• Provided entries:

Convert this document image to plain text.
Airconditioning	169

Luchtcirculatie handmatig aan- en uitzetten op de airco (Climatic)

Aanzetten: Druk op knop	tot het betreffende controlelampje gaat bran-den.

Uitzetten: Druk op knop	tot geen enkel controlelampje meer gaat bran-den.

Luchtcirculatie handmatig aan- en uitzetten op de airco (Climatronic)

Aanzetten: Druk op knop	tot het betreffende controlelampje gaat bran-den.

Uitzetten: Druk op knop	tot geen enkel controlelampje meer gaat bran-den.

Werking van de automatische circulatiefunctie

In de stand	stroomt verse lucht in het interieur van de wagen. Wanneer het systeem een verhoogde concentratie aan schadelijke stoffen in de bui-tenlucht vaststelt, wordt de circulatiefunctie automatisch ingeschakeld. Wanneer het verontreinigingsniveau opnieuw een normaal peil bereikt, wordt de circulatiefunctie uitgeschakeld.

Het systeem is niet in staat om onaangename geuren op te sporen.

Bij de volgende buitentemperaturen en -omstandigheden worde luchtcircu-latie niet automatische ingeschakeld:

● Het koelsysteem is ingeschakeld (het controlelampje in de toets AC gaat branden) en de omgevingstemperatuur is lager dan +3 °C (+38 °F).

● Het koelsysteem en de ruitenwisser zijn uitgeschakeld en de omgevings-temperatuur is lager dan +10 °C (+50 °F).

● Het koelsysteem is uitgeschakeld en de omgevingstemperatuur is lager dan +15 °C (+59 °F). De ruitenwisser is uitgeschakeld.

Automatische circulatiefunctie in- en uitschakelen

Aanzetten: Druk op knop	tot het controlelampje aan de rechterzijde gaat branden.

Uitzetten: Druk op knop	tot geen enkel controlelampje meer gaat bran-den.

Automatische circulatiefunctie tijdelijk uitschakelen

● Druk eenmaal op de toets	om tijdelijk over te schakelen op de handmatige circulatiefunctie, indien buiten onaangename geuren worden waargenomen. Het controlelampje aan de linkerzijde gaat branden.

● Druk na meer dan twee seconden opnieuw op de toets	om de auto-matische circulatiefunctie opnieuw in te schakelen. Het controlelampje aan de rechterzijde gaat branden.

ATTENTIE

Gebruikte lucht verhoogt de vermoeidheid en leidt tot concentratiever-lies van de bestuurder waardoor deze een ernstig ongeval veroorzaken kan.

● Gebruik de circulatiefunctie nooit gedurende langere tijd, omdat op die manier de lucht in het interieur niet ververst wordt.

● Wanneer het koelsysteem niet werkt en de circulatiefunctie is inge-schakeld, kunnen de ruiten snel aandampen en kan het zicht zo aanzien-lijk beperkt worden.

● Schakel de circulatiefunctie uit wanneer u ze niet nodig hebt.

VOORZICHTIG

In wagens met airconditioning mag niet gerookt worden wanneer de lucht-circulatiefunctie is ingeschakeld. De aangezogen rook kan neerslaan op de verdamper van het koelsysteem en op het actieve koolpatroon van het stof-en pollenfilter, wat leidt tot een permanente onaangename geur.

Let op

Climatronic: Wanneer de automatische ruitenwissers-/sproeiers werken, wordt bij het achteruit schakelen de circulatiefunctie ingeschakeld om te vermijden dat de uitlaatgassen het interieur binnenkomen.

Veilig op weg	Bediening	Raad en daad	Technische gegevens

==

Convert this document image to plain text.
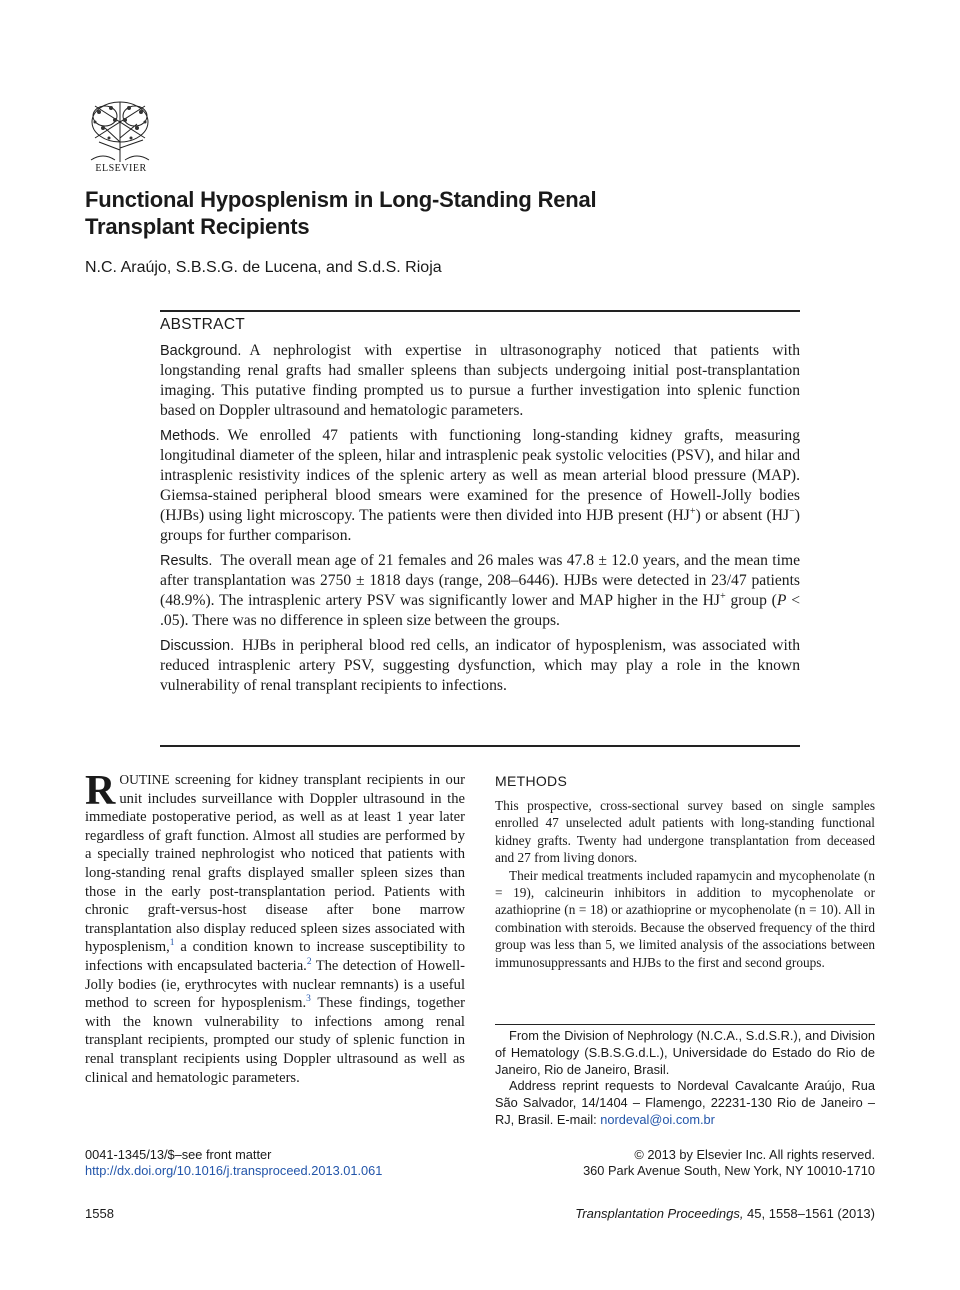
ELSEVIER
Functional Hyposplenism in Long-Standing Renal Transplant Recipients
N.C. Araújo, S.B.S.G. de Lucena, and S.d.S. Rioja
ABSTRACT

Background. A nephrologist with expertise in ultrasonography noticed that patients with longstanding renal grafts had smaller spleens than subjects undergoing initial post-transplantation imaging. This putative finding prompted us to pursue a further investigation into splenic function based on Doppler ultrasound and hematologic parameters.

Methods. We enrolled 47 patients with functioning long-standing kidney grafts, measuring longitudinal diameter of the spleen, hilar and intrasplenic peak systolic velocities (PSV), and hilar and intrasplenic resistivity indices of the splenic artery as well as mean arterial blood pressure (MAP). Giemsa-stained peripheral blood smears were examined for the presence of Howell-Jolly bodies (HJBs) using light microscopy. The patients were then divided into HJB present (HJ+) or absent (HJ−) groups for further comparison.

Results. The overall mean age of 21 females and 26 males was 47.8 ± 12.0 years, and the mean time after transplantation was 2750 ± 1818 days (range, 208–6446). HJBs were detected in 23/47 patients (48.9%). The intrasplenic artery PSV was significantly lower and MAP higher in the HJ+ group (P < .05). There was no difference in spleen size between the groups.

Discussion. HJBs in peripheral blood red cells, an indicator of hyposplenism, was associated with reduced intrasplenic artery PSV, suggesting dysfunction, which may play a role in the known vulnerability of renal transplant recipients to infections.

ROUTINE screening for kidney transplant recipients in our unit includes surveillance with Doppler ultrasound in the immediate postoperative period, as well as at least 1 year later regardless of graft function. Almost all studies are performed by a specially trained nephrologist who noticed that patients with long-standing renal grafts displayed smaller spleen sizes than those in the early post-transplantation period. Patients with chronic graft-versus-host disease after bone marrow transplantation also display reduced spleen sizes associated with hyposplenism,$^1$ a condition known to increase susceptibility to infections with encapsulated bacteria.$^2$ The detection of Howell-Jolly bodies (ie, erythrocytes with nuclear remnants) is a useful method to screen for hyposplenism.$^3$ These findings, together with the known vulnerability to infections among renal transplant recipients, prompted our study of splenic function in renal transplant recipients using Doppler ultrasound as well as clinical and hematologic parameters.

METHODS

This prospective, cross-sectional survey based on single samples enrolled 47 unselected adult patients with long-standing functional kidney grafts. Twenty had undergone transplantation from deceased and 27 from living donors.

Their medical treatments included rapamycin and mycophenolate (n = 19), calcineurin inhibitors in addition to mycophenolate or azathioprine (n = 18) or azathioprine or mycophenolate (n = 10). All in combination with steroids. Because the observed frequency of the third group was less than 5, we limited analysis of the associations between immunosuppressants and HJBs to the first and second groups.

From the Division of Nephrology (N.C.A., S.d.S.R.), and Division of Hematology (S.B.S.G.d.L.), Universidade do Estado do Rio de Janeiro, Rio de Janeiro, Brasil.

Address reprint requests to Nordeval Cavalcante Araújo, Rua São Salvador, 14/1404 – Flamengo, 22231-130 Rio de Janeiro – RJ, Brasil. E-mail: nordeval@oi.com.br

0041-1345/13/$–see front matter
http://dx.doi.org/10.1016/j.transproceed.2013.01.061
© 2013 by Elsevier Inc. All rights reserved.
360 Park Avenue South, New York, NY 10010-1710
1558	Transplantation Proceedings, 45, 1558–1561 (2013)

...

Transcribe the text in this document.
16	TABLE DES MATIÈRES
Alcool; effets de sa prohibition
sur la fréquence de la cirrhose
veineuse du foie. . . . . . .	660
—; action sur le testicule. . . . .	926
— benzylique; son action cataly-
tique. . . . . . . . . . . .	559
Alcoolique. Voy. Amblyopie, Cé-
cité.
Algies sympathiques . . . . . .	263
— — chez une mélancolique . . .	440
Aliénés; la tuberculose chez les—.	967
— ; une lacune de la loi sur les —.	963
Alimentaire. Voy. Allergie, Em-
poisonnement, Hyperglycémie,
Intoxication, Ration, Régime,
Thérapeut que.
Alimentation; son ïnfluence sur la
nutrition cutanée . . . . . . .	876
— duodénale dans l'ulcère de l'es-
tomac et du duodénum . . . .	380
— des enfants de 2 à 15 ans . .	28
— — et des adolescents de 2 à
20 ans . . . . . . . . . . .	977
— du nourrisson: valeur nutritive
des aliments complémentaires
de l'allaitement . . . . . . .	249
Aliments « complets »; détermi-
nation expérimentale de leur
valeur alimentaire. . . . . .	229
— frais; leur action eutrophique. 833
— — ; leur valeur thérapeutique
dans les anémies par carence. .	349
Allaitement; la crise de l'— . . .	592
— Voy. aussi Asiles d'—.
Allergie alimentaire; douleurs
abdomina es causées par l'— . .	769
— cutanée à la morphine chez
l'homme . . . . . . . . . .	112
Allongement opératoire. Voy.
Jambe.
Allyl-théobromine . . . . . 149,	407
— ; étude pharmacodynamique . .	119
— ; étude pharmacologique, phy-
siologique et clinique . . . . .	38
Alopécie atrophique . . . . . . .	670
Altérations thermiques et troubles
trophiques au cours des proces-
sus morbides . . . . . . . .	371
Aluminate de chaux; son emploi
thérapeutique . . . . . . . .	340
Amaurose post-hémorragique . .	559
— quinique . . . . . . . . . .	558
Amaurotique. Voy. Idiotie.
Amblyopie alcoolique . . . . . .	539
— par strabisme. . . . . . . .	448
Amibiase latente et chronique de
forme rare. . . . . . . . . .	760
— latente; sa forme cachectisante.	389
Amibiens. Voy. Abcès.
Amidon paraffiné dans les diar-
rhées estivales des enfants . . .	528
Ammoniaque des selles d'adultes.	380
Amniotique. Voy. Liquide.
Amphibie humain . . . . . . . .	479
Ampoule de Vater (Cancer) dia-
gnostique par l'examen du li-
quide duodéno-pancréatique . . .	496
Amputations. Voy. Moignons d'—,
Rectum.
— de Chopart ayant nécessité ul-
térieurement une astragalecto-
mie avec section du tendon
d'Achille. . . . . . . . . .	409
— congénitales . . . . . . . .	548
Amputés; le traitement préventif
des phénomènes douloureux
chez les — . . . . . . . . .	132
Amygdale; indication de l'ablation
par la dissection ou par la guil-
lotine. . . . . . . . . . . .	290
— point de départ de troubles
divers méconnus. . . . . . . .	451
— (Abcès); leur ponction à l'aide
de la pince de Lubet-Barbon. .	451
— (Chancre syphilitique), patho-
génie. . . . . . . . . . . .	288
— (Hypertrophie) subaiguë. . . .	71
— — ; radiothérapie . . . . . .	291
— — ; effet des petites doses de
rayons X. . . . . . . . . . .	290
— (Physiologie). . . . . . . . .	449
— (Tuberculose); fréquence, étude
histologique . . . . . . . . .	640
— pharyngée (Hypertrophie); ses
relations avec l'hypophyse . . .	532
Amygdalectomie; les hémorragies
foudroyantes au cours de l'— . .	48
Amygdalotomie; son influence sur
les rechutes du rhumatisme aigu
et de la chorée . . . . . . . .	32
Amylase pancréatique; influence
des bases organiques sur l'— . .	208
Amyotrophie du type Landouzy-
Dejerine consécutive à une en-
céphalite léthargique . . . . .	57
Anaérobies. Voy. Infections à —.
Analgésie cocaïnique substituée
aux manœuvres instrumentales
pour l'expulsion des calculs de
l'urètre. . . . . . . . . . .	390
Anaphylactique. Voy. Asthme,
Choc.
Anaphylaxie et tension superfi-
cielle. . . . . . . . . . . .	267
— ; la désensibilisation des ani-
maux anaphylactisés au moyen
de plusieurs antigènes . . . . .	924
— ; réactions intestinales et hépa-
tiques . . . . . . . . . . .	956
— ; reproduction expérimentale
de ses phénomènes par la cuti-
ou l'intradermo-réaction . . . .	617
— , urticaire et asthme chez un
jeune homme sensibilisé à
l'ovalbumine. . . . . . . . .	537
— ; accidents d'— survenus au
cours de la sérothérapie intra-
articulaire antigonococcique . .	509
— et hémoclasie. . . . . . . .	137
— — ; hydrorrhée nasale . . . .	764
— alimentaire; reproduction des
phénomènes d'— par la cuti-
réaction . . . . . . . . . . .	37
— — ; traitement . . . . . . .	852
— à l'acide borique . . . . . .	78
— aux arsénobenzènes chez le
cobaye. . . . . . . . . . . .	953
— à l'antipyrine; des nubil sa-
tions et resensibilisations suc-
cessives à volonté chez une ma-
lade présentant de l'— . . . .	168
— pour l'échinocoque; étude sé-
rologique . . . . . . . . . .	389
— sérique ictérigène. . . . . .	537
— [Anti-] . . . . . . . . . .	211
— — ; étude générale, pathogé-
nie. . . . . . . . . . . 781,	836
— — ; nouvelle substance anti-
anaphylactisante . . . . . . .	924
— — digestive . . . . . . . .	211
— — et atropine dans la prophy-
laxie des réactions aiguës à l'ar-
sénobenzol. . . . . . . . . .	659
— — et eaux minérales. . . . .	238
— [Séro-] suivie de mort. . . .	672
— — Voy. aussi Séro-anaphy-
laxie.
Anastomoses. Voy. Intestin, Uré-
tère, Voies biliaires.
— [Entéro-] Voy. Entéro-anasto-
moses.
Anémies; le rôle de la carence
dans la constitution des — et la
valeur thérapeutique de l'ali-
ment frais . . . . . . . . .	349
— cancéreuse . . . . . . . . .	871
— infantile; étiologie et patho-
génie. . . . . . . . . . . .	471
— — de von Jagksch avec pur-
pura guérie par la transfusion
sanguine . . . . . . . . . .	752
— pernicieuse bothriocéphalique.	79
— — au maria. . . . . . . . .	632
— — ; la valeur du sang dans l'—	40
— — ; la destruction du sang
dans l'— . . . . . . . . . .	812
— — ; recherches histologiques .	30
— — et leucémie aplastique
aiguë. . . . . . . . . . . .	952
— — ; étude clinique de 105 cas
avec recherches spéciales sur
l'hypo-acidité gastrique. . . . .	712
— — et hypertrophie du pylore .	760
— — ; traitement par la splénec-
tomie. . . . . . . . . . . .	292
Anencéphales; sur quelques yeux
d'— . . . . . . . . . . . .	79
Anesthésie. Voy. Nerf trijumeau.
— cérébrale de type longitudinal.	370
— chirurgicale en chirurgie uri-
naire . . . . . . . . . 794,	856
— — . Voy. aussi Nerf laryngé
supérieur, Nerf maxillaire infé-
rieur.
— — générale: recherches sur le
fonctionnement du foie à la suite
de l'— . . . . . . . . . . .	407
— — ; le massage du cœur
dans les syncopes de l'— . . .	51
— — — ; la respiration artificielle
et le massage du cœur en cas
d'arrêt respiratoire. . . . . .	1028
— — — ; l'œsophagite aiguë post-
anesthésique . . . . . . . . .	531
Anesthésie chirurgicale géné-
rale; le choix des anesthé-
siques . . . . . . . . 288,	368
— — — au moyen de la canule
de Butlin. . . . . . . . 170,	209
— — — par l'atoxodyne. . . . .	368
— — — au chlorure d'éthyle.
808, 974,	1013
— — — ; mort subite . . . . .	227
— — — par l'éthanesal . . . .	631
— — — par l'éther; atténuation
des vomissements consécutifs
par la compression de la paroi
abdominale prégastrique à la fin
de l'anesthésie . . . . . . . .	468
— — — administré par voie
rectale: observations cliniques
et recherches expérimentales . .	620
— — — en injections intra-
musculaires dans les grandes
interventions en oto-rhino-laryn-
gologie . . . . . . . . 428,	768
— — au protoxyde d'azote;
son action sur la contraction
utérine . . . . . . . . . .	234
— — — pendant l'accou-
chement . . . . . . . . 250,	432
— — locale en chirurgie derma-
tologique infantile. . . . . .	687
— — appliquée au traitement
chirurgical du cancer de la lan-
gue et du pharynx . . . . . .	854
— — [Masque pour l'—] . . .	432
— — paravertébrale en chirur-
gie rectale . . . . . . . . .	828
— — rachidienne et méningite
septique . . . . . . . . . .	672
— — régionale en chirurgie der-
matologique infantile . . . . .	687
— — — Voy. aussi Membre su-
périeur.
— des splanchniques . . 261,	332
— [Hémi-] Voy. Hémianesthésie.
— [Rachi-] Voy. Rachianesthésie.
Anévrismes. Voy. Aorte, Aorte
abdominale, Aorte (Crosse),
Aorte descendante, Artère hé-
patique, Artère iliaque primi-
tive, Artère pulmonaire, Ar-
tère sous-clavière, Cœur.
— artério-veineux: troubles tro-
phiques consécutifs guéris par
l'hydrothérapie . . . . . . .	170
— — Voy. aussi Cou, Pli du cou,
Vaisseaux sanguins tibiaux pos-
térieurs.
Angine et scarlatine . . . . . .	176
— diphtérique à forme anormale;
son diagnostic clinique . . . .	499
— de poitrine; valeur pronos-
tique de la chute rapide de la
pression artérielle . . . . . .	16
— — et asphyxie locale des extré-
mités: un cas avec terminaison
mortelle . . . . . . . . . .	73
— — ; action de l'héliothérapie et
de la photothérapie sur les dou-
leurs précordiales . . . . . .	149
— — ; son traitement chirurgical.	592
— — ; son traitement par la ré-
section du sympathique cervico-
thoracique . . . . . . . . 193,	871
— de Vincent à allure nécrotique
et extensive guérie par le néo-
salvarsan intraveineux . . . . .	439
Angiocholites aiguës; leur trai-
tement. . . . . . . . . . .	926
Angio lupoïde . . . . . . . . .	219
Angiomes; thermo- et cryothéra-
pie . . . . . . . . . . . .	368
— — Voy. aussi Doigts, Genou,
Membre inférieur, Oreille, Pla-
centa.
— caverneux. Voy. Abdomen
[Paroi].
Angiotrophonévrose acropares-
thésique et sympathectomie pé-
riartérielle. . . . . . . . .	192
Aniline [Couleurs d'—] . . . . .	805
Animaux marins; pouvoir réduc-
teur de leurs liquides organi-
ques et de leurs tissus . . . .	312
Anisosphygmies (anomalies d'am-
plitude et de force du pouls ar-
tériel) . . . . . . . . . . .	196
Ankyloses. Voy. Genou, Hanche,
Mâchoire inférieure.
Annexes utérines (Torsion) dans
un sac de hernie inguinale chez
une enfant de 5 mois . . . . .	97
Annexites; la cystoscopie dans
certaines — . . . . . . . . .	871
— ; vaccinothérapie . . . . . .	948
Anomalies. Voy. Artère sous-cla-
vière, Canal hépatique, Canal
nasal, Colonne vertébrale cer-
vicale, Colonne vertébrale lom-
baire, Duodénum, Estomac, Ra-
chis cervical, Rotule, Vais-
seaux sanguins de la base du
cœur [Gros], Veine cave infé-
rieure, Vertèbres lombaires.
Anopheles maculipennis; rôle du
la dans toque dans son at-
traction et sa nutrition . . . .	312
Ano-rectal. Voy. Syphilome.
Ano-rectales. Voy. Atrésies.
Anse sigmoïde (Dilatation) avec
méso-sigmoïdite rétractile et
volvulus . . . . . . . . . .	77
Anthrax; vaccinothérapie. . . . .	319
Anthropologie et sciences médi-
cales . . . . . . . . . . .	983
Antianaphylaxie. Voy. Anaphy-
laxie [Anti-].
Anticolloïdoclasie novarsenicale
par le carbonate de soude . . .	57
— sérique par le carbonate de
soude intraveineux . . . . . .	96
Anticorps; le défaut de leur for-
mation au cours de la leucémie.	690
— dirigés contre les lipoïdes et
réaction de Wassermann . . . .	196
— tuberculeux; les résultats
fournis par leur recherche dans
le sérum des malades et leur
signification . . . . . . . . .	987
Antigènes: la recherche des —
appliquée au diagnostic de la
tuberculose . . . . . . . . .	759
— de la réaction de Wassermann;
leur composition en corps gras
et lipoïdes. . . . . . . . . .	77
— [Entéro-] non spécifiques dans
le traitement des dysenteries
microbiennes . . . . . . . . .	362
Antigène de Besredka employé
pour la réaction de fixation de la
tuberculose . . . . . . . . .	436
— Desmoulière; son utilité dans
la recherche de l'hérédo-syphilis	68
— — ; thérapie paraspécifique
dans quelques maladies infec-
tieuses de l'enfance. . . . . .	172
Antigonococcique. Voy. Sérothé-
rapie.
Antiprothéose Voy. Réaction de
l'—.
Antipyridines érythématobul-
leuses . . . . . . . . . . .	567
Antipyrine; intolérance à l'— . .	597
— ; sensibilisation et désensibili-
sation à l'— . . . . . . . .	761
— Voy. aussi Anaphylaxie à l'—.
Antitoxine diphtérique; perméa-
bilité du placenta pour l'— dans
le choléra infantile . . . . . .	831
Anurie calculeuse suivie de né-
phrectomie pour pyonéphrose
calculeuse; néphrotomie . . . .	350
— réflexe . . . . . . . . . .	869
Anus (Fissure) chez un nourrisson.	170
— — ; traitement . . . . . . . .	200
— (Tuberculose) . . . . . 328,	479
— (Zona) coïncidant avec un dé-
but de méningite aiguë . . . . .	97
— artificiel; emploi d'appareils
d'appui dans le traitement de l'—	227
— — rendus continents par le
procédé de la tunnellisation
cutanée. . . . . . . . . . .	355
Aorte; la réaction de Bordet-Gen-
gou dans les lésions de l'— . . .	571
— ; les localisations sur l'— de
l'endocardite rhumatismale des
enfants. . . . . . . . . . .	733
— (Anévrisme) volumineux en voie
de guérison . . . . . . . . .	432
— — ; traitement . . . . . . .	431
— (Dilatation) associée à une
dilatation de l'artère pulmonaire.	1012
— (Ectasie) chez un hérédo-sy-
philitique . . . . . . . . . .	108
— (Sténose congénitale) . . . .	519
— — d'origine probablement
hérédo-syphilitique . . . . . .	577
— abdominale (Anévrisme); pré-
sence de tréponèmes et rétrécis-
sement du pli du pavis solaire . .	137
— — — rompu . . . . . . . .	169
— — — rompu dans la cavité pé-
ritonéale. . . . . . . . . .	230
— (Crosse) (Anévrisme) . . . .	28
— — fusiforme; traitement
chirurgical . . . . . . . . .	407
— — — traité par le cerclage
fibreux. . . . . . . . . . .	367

• Instructions for the task: Go through the entries above and say how many lines include the word "onaangename". Give the number only.

• Solution to this task: 3